* START *
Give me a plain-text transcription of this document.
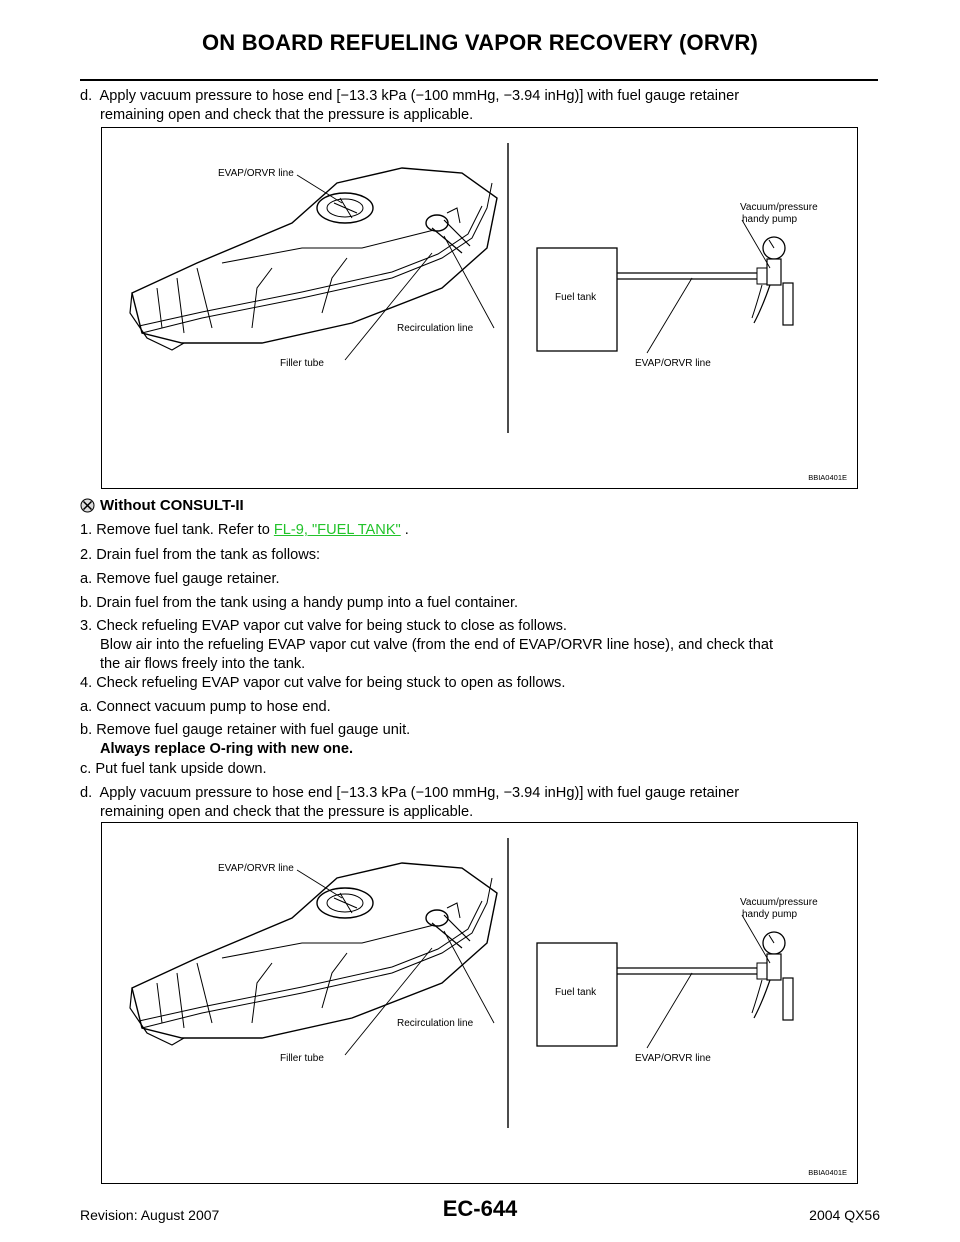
ON BOARD REFUELING VAPOR RECOVERY (ORVR)
d. Apply vacuum pressure to hose end [−13.3 kPa (−100 mmHg, −3.94 inHg)] with fuel gauge retainer
remaining open and check that the pressure is applicable.
EVAP/ORVR line
Recirculation line
Filler tube
Vacuum/pressure
handy pump
Fuel tank
EVAP/ORVR line
BBIA0401E
Without CONSULT-II
1. Remove fuel tank. Refer to FL-9, "FUEL TANK" .
2. Drain fuel from the tank as follows:
a. Remove fuel gauge retainer.
b. Drain fuel from the tank using a handy pump into a fuel container.
3. Check refueling EVAP vapor cut valve for being stuck to close as follows.
Blow air into the refueling EVAP vapor cut valve (from the end of EVAP/ORVR line hose), and check that
the air flows freely into the tank.
4. Check refueling EVAP vapor cut valve for being stuck to open as follows.
a. Connect vacuum pump to hose end.
b. Remove fuel gauge retainer with fuel gauge unit.
Always replace O-ring with new one.
c. Put fuel tank upside down.
d. Apply vacuum pressure to hose end [−13.3 kPa (−100 mmHg, −3.94 inHg)] with fuel gauge retainer
remaining open and check that the pressure is applicable.
EVAP/ORVR line
Recirculation line
Filler tube
Vacuum/pressure
handy pump
Fuel tank
EVAP/ORVR line
BBIA0401E
Revision: August 2007	EC-644	2004 QX56
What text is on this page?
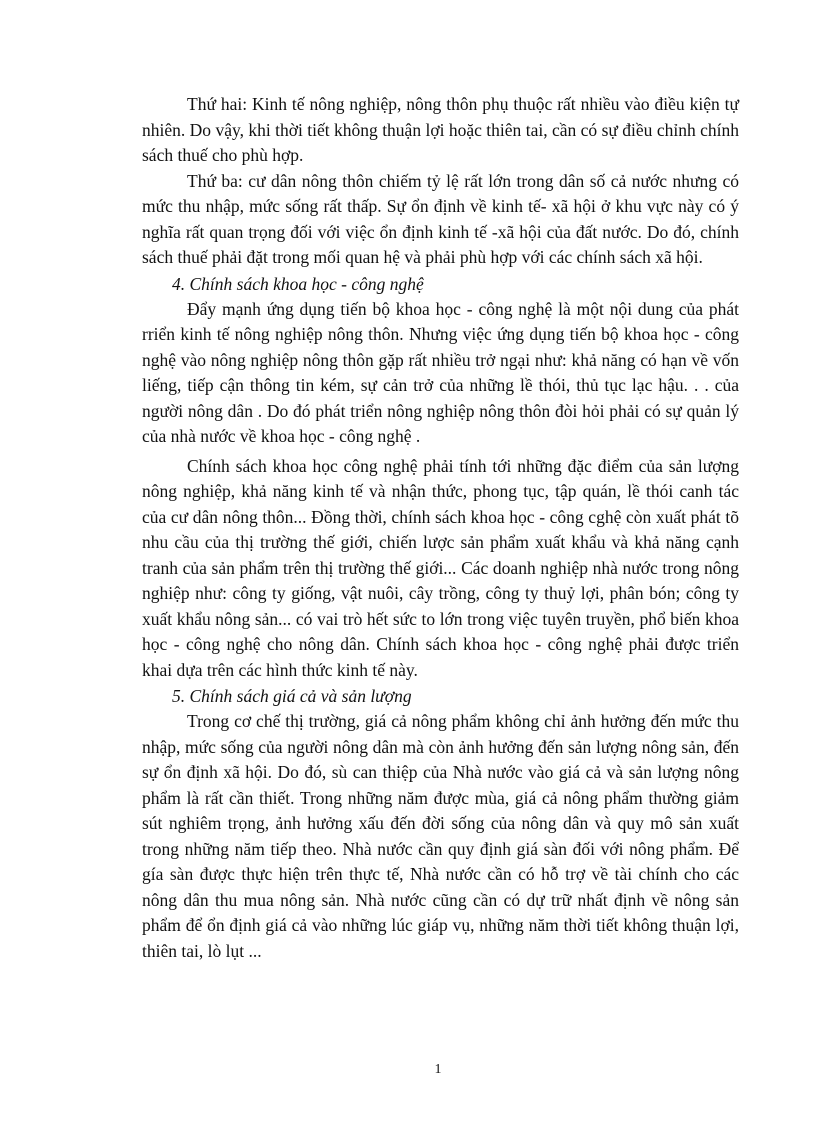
Thứ hai: Kinh tế nông nghiệp, nông thôn phụ thuộc rất nhiều vào điều kiện tự nhiên. Do vậy, khi thời tiết không thuận lợi hoặc thiên tai, cần có sự điều chỉnh chính sách thuế cho phù hợp.

Thứ ba: cư dân nông thôn chiếm tỷ lệ rất lớn trong dân số cả nước nhưng có mức thu nhập, mức sống rất thấp. Sự ổn định về kinh tế- xã hội ở khu vực này có ý nghĩa rất quan trọng đối với việc ổn định kinh tế -xã hội của đất nước. Do đó, chính sách thuế phải đặt trong mối quan hệ và phải phù hợp với các chính sách xã hội.

4. Chính sách khoa học - công nghệ

Đẩy mạnh ứng dụng tiến bộ khoa học - công nghệ là một nội dung của phát rriển kinh tế nông nghiệp nông thôn. Nhưng việc ứng dụng tiến bộ khoa học - công nghệ vào nông nghiệp nông thôn gặp rất nhiều trở ngại như: khả năng có hạn về vốn liếng, tiếp cận thông tin kém, sự cản trở của những lề thói, thủ tục lạc hậu. . . của người nông dân . Do đó phát triển nông nghiệp nông thôn đòi hỏi phải có sự quản lý của nhà nước về khoa học - công nghệ .

Chính sách khoa học công nghệ phải tính tới những đặc điểm của sản lượng nông nghiệp, khả năng kinh tế và nhận thức, phong tục, tập quán, lề thói canh tác của cư dân nông thôn... Đồng thời, chính sách khoa học - công cghệ còn xuất phát tõ nhu cầu của thị trường thế giới, chiến lược sản phẩm xuất khẩu và khả năng cạnh tranh của sản phẩm trên thị trường thế giới... Các doanh nghiệp nhà nước trong nông nghiệp như: công ty giống, vật nuôi, cây trồng, công ty thuỷ lợi, phân bón; công ty xuất khẩu nông sản... có vai trò hết sức to lớn trong việc tuyên truyền, phổ biến khoa học - công nghệ cho nông dân. Chính sách khoa học - công nghệ phải được triển khai dựa trên các hình thức kinh tế này.

5. Chính sách giá cả và sản lượng

Trong cơ chế thị trường, giá cả nông phẩm không chỉ ảnh hưởng đến mức thu nhập, mức sống của người nông dân mà còn ảnh hưởng đến sản lượng nông sản, đến sự ổn định xã hội. Do đó, sù can thiệp của Nhà nước vào giá cả và sản lượng nông phẩm là rất cần thiết. Trong những năm được mùa, giá cả nông phẩm thường giảm sút nghiêm trọng, ảnh hưởng xấu đến đời sống của nông dân và quy mô sản xuất trong những năm tiếp theo. Nhà nước cần quy định giá sàn đối với nông phẩm. Để gía sàn được thực hiện trên thực tế, Nhà nước cần có hỗ trợ về tài chính cho các nông dân thu mua nông sản. Nhà nước cũng cần có dự trữ nhất định về nông sản phẩm để ổn định giá cả vào những lúc giáp vụ, những năm thời tiết không thuận lợi, thiên tai, lò lụt ...

1
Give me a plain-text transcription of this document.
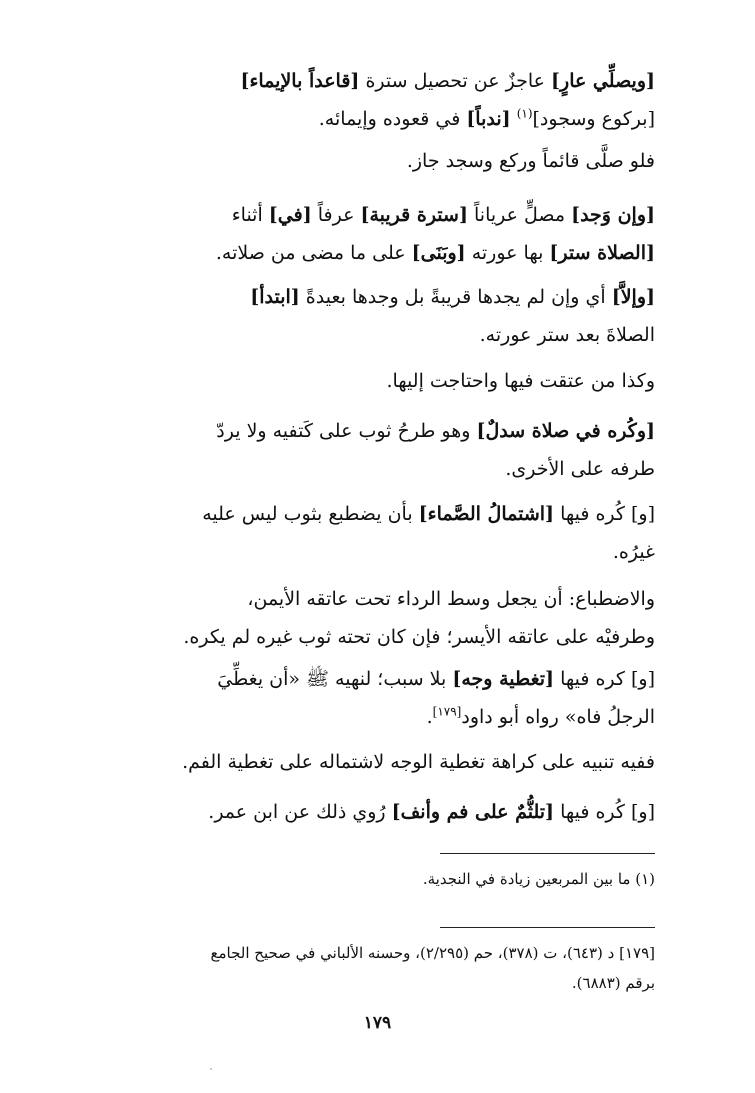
[ويصلِّي عارٍ] عاجزٌ عن تحصيل سترة [قاعداً بالإيماء]
[بركوع وسجود]$^{(١)}$ [ندباً] في قعوده وإيمائه.

فلو صلَّى قائماً وركع وسجد جاز.

[وإن وَجد] مصلٍّ عرياناً [سترة قريبة] عرفاً [في] أثناء
[الصلاة ستر] بها عورته [وبَنَى] على ما مضى من صلاته.

[وإلاَّ] أي وإن لم يجدها قريبةً بل وجدها بعيدةً [ابتدأ]
الصلاةَ بعد ستر عورته.

وكذا من عتقت فيها واحتاجت إليها.

[وكُره في صلاة سدلٌ] وهو طرحُ ثوب على كَتفيه ولا يردّ
طرفه على الأخرى.

[و] كُره فيها [اشتمالُ الصَّماء] بأن يضطبع بثوب ليس عليه
غيرُه.

والاضطباع: أن يجعل وسط الرداء تحت عاتقه الأيمن،
وطرفيْه على عاتقه الأيسر؛ فإن كان تحته ثوب غيره لم يكره.

[و] كره فيها [تغطية وجه] بلا سبب؛ لنهيه ﷺ «أن يغطِّيَ
الرجلُ فاه» رواه أبو داود[١٧٩].

ففيه تنبيه على كراهة تغطية الوجه لاشتماله على تغطية الفم.

[و] كُره فيها [تلثُّمٌ على فم وأنف] رُوي ذلك عن ابن عمر.

(١) ما بين المربعين زيادة في النجدية.

[١٧٩] د (٦٤٣)، ت (٣٧٨)، حم (٢/٢٩٥)، وحسنه الألباني في صحيح الجامع
برقم (٦٨٨٣).

١٧٩
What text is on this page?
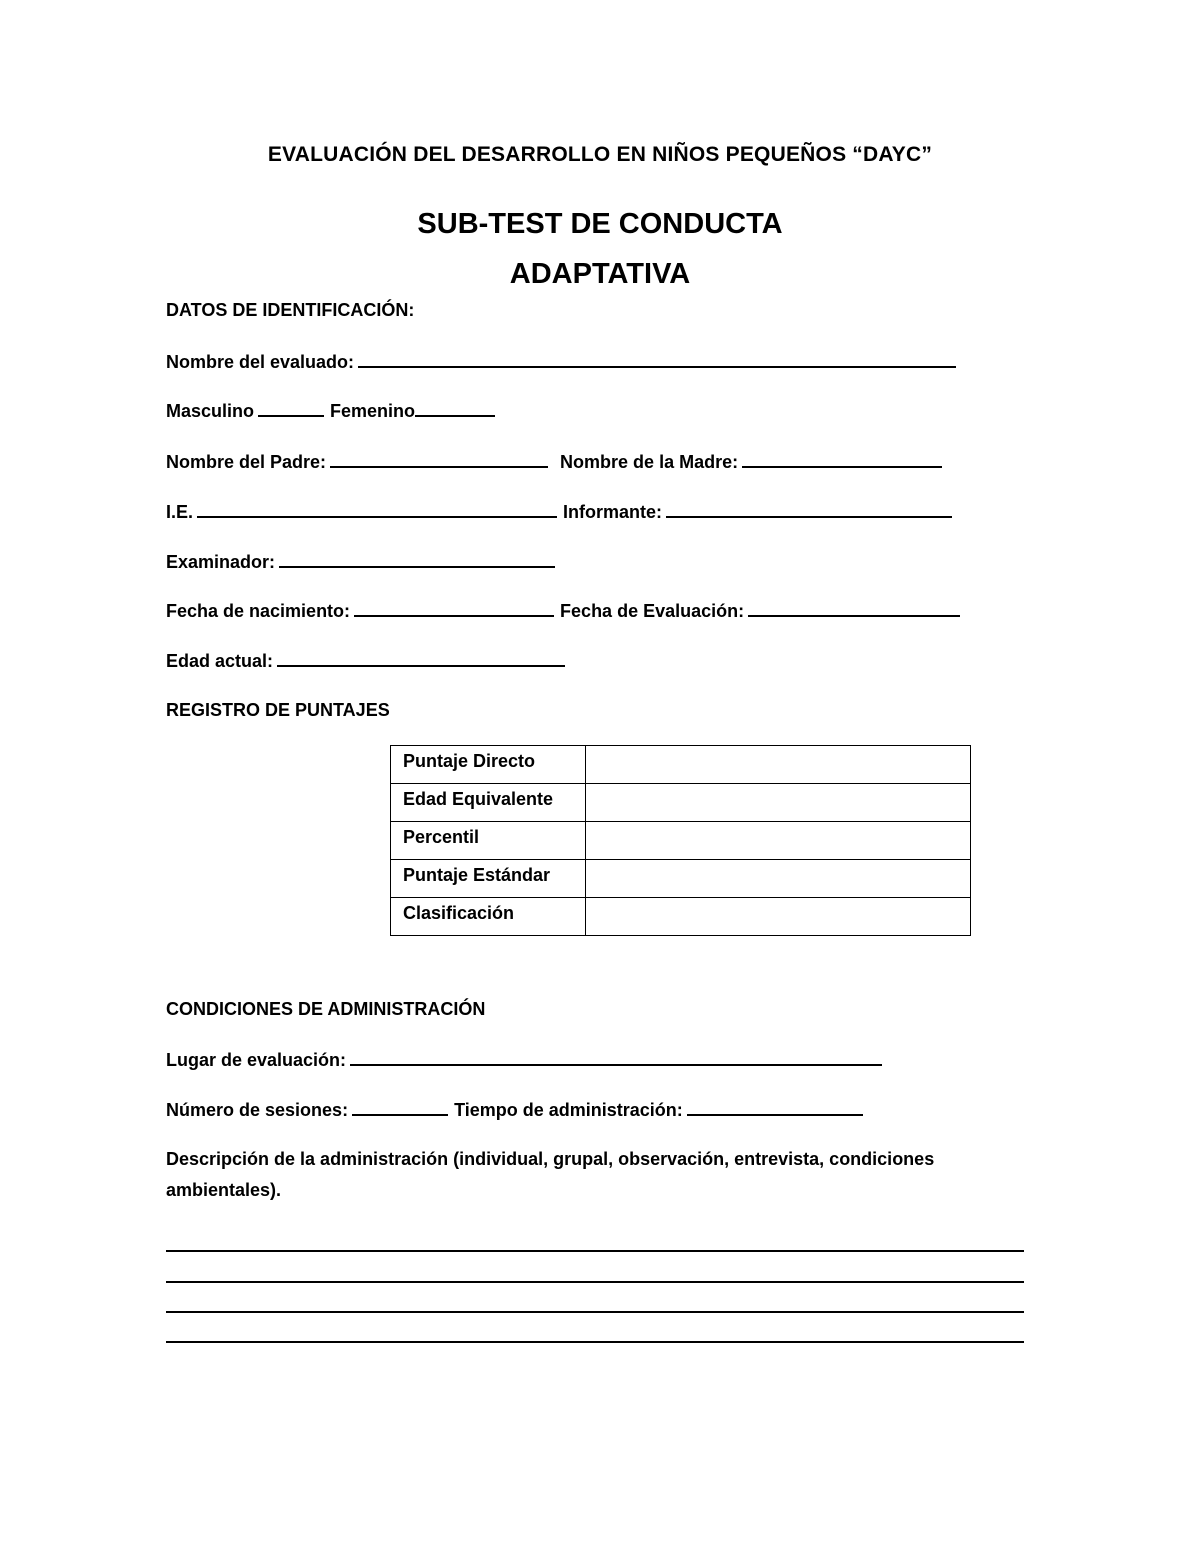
EVALUACIÓN DEL DESARROLLO EN NIÑOS PEQUEÑOS “DAYC”
SUB-TEST DE CONDUCTA
ADAPTATIVA
DATOS DE IDENTIFICACIÓN:
Nombre del evaluado:
Masculino	Femenino
Nombre del Padre:	Nombre de la Madre:
I.E.	Informante:
Examinador:
Fecha de nacimiento:	Fecha de Evaluación:
Edad actual:
REGISTRO DE PUNTAJES
Puntaje Directo	
Edad Equivalente	
Percentil	
Puntaje Estándar	
Clasificación	
CONDICIONES DE ADMINISTRACIÓN
Lugar de evaluación:
Número de sesiones:	Tiempo de administración:
Descripción de la administración (individual, grupal, observación, entrevista, condiciones
ambientales).
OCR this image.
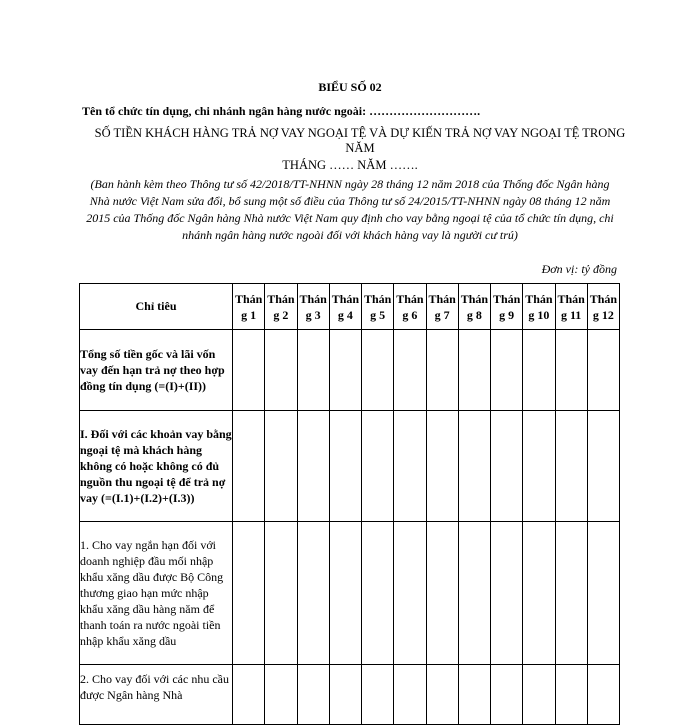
BIỂU SỐ 02
Tên tổ chức tín dụng, chi nhánh ngân hàng nước ngoài: ……………………….
SỐ TIỀN KHÁCH HÀNG TRẢ NỢ VAY NGOẠI TỆ VÀ DỰ KIẾN TRẢ NỢ VAY NGOẠI TỆ TRONG NĂM
THÁNG …… NĂM …….
(Ban hành kèm theo Thông tư số 42/2018/TT-NHNN ngày 28 tháng 12 năm 2018 của Thống đốc Ngân hàng Nhà nước Việt Nam sửa đổi, bổ sung một số điều của Thông tư số 24/2015/TT-NHNN ngày 08 tháng 12 năm 2015 của Thống đốc Ngân hàng Nhà nước Việt Nam quy định cho vay bằng ngoại tệ của tổ chức tín dụng, chi nhánh ngân hàng nước ngoài đối với khách hàng vay là người cư trú)
Đơn vị: tỷ đồng
Chỉ tiêu	Tháng 1	Tháng 2	Tháng 3	Tháng 4	Tháng 5	Tháng 6	Tháng 7	Tháng 8	Tháng 9	Tháng 10	Tháng 11	Tháng 12
Tổng số tiền gốc và lãi vốn vay đến hạn trả nợ theo hợp đồng tín dụng (=(I)+(II))												
I. Đối với các khoản vay bằng ngoại tệ mà khách hàng không có hoặc không có đủ nguồn thu ngoại tệ để trả nợ vay (=(I.1)+(I.2)+(I.3))												
1. Cho vay ngắn hạn đối với doanh nghiệp đầu mối nhập khẩu xăng dầu được Bộ Công thương giao hạn mức nhập khẩu xăng dầu hàng năm để thanh toán ra nước ngoài tiền nhập khẩu xăng dầu												
2. Cho vay đối với các nhu cầu được Ngân hàng Nhà												
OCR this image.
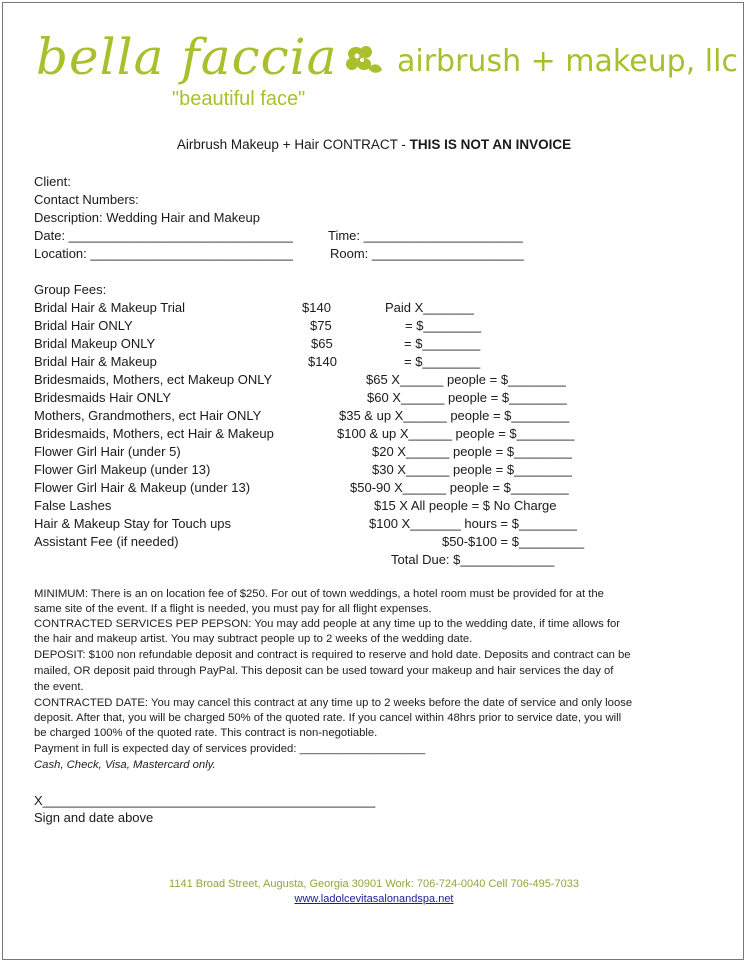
bella faccia
"beautiful face"
airbrush + makeup, llc
Airbrush Makeup + Hair CONTRACT - THIS IS NOT AN INVOICE
Client:
Contact Numbers:
Description: Wedding Hair and Makeup
Date: _______________________________	Time: ______________________
Location: ____________________________	Room: _____________________
Group Fees:
Bridal Hair & Makeup Trial	$140	Paid X_______
Bridal Hair ONLY	$75	= $________
Bridal Makeup ONLY	$65	= $________
Bridal Hair & Makeup	$140	= $________
Bridesmaids, Mothers, ect Makeup ONLY	$65 X______ people = $________
Bridesmaids Hair ONLY	$60 X______ people = $________
Mothers, Grandmothers, ect Hair ONLY	$35 & up X______ people = $________
Bridesmaids, Mothers, ect Hair & Makeup	$100 & up X______ people = $________
Flower Girl Hair (under 5)	$20 X______ people = $________
Flower Girl Makeup (under 13)	$30 X______ people = $________
Flower Girl Hair & Makeup (under 13)	$50-90 X______ people = $________
False Lashes	$15 X All people = $ No Charge
Hair & Makeup Stay for Touch ups	$100 X_______ hours = $________
Assistant Fee (if needed)	$50-$100 = $_________
Total Due: $_____________
MINIMUM: There is an on location fee of $250. For out of town weddings, a hotel room must be provided for at the
same site of the event. If a flight is needed, you must pay for all flight expenses.
CONTRACTED SERVICES PEP PEPSON: You may add people at any time up to the wedding date, if time allows for
the hair and makeup artist. You may subtract people up to 2 weeks of the wedding date.
DEPOSIT: $100 non refundable deposit and contract is required to reserve and hold date. Deposits and contract can be
mailed, OR deposit paid through PayPal. This deposit can be used toward your makeup and hair services the day of
the event.
CONTRACTED DATE: You may cancel this contract at any time up to 2 weeks before the date of service and only loose
deposit. After that, you will be charged 50% of the quoted rate. If you cancel within 48hrs prior to service date, you will
be charged 100% of the quoted rate. This contract is non-negotiable.
Payment in full is expected day of services provided: ____________________
Cash, Check, Visa, Mastercard only.
X______________________________________________
Sign and date above
1141 Broad Street, Augusta, Georgia 30901 Work: 706-724-0040 Cell 706-495-7033
www.ladolcevitasalonandspa.net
* END *
▶ **What is needed**
Using the listing above, locate the lines that hold "Bridal" and copy each one.

▶ **Final result**
Bridal Hair & Makeup Trial	$140	Paid X_______
Bridal Hair ONLY	$75	= $________
Bridal Makeup ONLY	$65	= $________
Bridal Hair & Makeup	$140	= $________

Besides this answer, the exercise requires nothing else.